* [INSTRUCTIONS TO FOLLOW]
Look through the lines below and state how many hold the word "редакции". Write only the number.
^^^^
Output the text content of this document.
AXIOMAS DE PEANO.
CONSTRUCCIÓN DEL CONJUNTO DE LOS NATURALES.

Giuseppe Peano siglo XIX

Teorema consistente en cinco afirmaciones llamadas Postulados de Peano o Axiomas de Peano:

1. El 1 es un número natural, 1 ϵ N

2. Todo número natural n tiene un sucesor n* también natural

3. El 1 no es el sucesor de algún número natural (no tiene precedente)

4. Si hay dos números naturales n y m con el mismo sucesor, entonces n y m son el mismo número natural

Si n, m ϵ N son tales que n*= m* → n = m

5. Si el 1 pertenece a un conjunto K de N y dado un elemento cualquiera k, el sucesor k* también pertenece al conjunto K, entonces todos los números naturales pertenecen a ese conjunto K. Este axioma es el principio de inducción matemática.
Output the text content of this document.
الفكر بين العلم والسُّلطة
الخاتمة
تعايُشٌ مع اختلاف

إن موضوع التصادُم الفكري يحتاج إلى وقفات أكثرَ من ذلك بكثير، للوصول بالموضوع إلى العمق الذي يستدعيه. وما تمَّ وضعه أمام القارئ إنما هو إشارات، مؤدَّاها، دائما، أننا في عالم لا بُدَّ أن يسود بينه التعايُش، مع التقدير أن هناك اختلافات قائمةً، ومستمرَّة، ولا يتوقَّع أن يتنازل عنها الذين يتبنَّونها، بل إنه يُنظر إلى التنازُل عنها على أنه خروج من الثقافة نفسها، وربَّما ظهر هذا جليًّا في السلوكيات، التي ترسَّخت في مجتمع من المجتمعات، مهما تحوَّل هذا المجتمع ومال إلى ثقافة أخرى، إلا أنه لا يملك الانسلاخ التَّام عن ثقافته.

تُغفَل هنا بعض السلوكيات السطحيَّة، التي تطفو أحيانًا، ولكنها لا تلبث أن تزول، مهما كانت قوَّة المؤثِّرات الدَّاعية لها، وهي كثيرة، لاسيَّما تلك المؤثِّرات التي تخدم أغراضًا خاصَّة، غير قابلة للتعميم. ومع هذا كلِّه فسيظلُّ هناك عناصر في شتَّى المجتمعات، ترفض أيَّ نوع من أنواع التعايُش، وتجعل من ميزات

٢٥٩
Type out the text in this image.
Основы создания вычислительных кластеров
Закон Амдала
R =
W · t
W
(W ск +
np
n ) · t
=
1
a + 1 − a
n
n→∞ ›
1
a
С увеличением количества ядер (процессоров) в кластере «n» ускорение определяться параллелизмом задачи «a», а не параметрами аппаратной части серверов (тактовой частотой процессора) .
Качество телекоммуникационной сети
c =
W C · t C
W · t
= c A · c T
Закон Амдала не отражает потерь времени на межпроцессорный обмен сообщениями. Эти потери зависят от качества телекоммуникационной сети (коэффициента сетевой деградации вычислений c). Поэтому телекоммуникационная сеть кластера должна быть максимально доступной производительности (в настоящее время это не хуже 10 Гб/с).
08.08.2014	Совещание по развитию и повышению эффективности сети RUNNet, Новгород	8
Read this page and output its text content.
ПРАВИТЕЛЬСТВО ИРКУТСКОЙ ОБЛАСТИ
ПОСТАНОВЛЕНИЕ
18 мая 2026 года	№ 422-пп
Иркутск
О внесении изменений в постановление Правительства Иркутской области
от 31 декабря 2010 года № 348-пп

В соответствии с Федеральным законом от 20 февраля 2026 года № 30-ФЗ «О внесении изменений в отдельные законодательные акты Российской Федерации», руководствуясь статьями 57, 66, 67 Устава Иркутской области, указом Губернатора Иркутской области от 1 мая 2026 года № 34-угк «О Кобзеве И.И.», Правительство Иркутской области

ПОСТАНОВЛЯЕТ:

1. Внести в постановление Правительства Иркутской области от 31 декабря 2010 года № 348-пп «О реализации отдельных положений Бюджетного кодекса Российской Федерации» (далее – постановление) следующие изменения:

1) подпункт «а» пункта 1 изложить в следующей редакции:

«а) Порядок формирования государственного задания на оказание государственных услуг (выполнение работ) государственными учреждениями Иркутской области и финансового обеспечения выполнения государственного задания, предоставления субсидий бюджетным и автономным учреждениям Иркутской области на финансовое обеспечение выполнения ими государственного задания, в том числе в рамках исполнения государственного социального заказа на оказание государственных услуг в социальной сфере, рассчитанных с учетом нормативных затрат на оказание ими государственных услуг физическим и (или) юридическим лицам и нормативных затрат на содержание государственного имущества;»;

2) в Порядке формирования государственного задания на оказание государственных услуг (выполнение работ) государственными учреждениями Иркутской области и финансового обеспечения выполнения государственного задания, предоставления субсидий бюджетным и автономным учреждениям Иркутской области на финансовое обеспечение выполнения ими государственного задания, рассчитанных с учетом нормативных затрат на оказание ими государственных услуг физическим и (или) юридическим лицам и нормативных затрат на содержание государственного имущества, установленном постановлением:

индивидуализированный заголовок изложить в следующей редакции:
^^^^
* [FULL RESPONSE]
2